-- START --

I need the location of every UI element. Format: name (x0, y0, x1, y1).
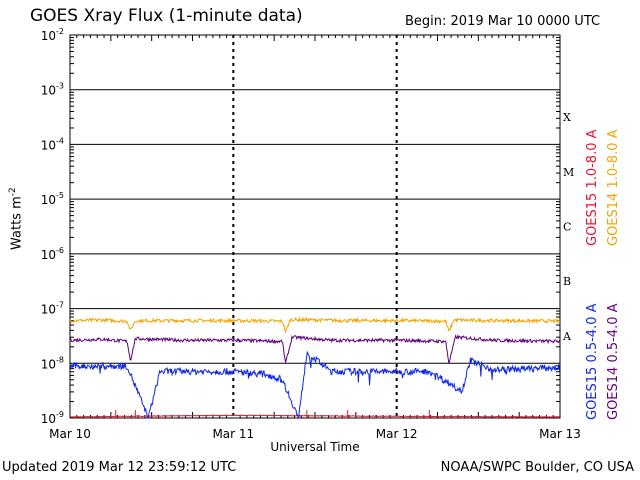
y-tick-label: 10-3 (41, 82, 64, 98)
x-tick-label: Mar 13 (539, 427, 581, 441)
flare-class-label: X (563, 111, 571, 124)
x-tick-label: Mar 11 (212, 427, 254, 441)
y-axis-label: Watts m-2 (8, 187, 25, 250)
legend-goes15-long: GOES15 1.0-8.0 A (585, 129, 600, 246)
legend-goes14-short: GOES14 0.5-4.0 A (606, 303, 621, 420)
begin-time: Begin: 2019 Mar 10 0000 UTC (405, 14, 601, 29)
chart-title: GOES Xray Flux (1-minute data) (30, 6, 303, 26)
flare-class-label: B (563, 275, 571, 288)
legend-goes15-short: GOES15 0.5-4.0 A (585, 303, 600, 420)
y-tick-label: 10-6 (41, 246, 64, 262)
series-line (69, 316, 561, 334)
series-line (69, 333, 561, 363)
flare-class-label: M (563, 166, 574, 179)
x-axis-label: Universal Time (270, 440, 360, 454)
series-line (69, 414, 561, 418)
x-tick-label: Mar 12 (376, 427, 418, 441)
legend-goes14-long: GOES14 1.0-8.0 A (606, 129, 621, 246)
flare-class-label: A (562, 330, 572, 343)
y-tick-label: 10-8 (41, 355, 64, 371)
updated-timestamp: Updated 2019 Mar 12 23:59:12 UTC (2, 460, 237, 475)
credit-text: NOAA/SWPC Boulder, CO USA (440, 460, 634, 475)
flare-class-label: C (563, 221, 571, 234)
y-tick-label: 10-7 (41, 301, 64, 317)
y-tick-label: 10-9 (41, 410, 64, 426)
y-tick-label: 10-5 (41, 191, 64, 207)
x-tick-label: Mar 10 (49, 427, 91, 441)
y-tick-label: 10-2 (41, 27, 64, 43)
y-tick-label: 10-4 (41, 136, 64, 152)
series-line (69, 350, 561, 419)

-- END --

**CHALLENGE**: Revise the records by changing every "series-line" to "data-series", and give all the lines back otherwise unchanged, leaving out the pictures.

**RESPONSE FOR THIS EXERCISE**:
I need the location of every UI element. Format: name (x0, y0, x1, y1).
y-tick-label: 10-3 (41, 82, 64, 98)
x-tick-label: Mar 13 (539, 427, 581, 441)
flare-class-label: X (563, 111, 571, 124)
x-tick-label: Mar 11 (212, 427, 254, 441)
y-axis-label: Watts m-2 (8, 187, 25, 250)
legend-goes15-long: GOES15 1.0-8.0 A (585, 129, 600, 246)
legend-goes14-short: GOES14 0.5-4.0 A (606, 303, 621, 420)
begin-time: Begin: 2019 Mar 10 0000 UTC (405, 14, 601, 29)
chart-title: GOES Xray Flux (1-minute data) (30, 6, 303, 26)
flare-class-label: B (563, 275, 571, 288)
legend-goes15-short: GOES15 0.5-4.0 A (585, 303, 600, 420)
y-tick-label: 10-6 (41, 246, 64, 262)
data-series (69, 316, 561, 334)
data-series (69, 333, 561, 363)
flare-class-label: M (563, 166, 574, 179)
x-axis-label: Universal Time (270, 440, 360, 454)
data-series (69, 414, 561, 418)
x-tick-label: Mar 12 (376, 427, 418, 441)
legend-goes14-long: GOES14 1.0-8.0 A (606, 129, 621, 246)
flare-class-label: A (562, 330, 572, 343)
y-tick-label: 10-8 (41, 355, 64, 371)
updated-timestamp: Updated 2019 Mar 12 23:59:12 UTC (2, 460, 237, 475)
credit-text: NOAA/SWPC Boulder, CO USA (440, 460, 634, 475)
flare-class-label: C (563, 221, 571, 234)
y-tick-label: 10-7 (41, 301, 64, 317)
y-tick-label: 10-9 (41, 410, 64, 426)
y-tick-label: 10-5 (41, 191, 64, 207)
x-tick-label: Mar 10 (49, 427, 91, 441)
y-tick-label: 10-2 (41, 27, 64, 43)
y-tick-label: 10-4 (41, 136, 64, 152)
data-series (69, 350, 561, 419)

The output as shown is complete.